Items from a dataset
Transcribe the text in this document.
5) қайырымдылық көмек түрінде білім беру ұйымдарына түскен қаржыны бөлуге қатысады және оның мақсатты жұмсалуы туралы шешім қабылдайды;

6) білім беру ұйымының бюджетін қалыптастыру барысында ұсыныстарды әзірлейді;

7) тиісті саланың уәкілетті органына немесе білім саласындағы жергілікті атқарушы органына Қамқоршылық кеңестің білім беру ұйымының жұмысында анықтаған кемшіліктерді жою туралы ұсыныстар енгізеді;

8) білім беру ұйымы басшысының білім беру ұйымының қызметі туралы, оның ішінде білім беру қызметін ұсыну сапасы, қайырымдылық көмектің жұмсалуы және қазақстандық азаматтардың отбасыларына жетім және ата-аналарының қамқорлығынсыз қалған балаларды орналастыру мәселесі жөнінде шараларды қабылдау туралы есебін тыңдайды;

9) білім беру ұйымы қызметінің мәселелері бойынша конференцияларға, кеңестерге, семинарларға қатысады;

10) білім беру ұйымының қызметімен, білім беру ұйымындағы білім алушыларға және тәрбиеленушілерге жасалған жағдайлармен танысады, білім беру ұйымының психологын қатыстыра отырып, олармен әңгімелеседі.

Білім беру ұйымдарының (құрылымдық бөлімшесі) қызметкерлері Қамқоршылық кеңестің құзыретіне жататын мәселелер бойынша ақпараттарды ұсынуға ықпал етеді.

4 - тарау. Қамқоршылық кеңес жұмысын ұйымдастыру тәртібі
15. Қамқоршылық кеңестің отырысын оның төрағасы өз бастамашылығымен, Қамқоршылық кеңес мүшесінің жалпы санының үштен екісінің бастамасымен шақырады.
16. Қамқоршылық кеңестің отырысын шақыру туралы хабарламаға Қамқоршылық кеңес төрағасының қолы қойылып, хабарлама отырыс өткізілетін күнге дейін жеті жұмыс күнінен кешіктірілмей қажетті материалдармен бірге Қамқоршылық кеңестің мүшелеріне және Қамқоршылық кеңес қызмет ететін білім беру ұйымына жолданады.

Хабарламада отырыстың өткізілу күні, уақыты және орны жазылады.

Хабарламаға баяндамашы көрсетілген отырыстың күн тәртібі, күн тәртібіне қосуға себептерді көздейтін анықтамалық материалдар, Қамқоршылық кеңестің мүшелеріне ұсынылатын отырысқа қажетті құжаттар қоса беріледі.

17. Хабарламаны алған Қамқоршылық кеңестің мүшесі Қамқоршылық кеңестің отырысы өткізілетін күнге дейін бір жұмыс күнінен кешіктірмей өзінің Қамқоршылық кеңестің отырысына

▶ Requirements: All of the data needs to be reproduced exactly, with no line missing.

▶ Completed task:
Transcribe the text in this document.
5) қайырымдылық көмек түрінде білім беру ұйымдарына түскен қаржыны бөлуге қатысады және оның мақсатты жұмсалуы туралы шешім қабылдайды;

6) білім беру ұйымының бюджетін қалыптастыру барысында ұсыныстарды әзірлейді;

7) тиісті саланың уәкілетті органына немесе білім саласындағы жергілікті атқарушы органына Қамқоршылық кеңестің білім беру ұйымының жұмысында анықтаған кемшіліктерді жою туралы ұсыныстар енгізеді;

8) білім беру ұйымы басшысының білім беру ұйымының қызметі туралы, оның ішінде білім беру қызметін ұсыну сапасы, қайырымдылық көмектің жұмсалуы және қазақстандық азаматтардың отбасыларына жетім және ата-аналарының қамқорлығынсыз қалған балаларды орналастыру мәселесі жөнінде шараларды қабылдау туралы есебін тыңдайды;

9) білім беру ұйымы қызметінің мәселелері бойынша конференцияларға, кеңестерге, семинарларға қатысады;

10) білім беру ұйымының қызметімен, білім беру ұйымындағы білім алушыларға және тәрбиеленушілерге жасалған жағдайлармен танысады, білім беру ұйымының психологын қатыстыра отырып, олармен әңгімелеседі.

Білім беру ұйымдарының (құрылымдық бөлімшесі) қызметкерлері Қамқоршылық кеңестің құзыретіне жататын мәселелер бойынша ақпараттарды ұсынуға ықпал етеді.

4 - тарау. Қамқоршылық кеңес жұмысын ұйымдастыру тәртібі
15. Қамқоршылық кеңестің отырысын оның төрағасы өз бастамашылығымен, Қамқоршылық кеңес мүшесінің жалпы санының үштен екісінің бастамасымен шақырады.
16. Қамқоршылық кеңестің отырысын шақыру туралы хабарламаға Қамқоршылық кеңес төрағасының қолы қойылып, хабарлама отырыс өткізілетін күнге дейін жеті жұмыс күнінен кешіктірілмей қажетті материалдармен бірге Қамқоршылық кеңестің мүшелеріне және Қамқоршылық кеңес қызмет ететін білім беру ұйымына жолданады.

Хабарламада отырыстың өткізілу күні, уақыты және орны жазылады.

Хабарламаға баяндамашы көрсетілген отырыстың күн тәртібі, күн тәртібіне қосуға себептерді көздейтін анықтамалық материалдар, Қамқоршылық кеңестің мүшелеріне ұсынылатын отырысқа қажетті құжаттар қоса беріледі.

17. Хабарламаны алған Қамқоршылық кеңестің мүшесі Қамқоршылық кеңестің отырысы өткізілетін күнге дейін бір жұмыс күнінен кешіктірмей өзінің Қамқоршылық кеңестің отырысына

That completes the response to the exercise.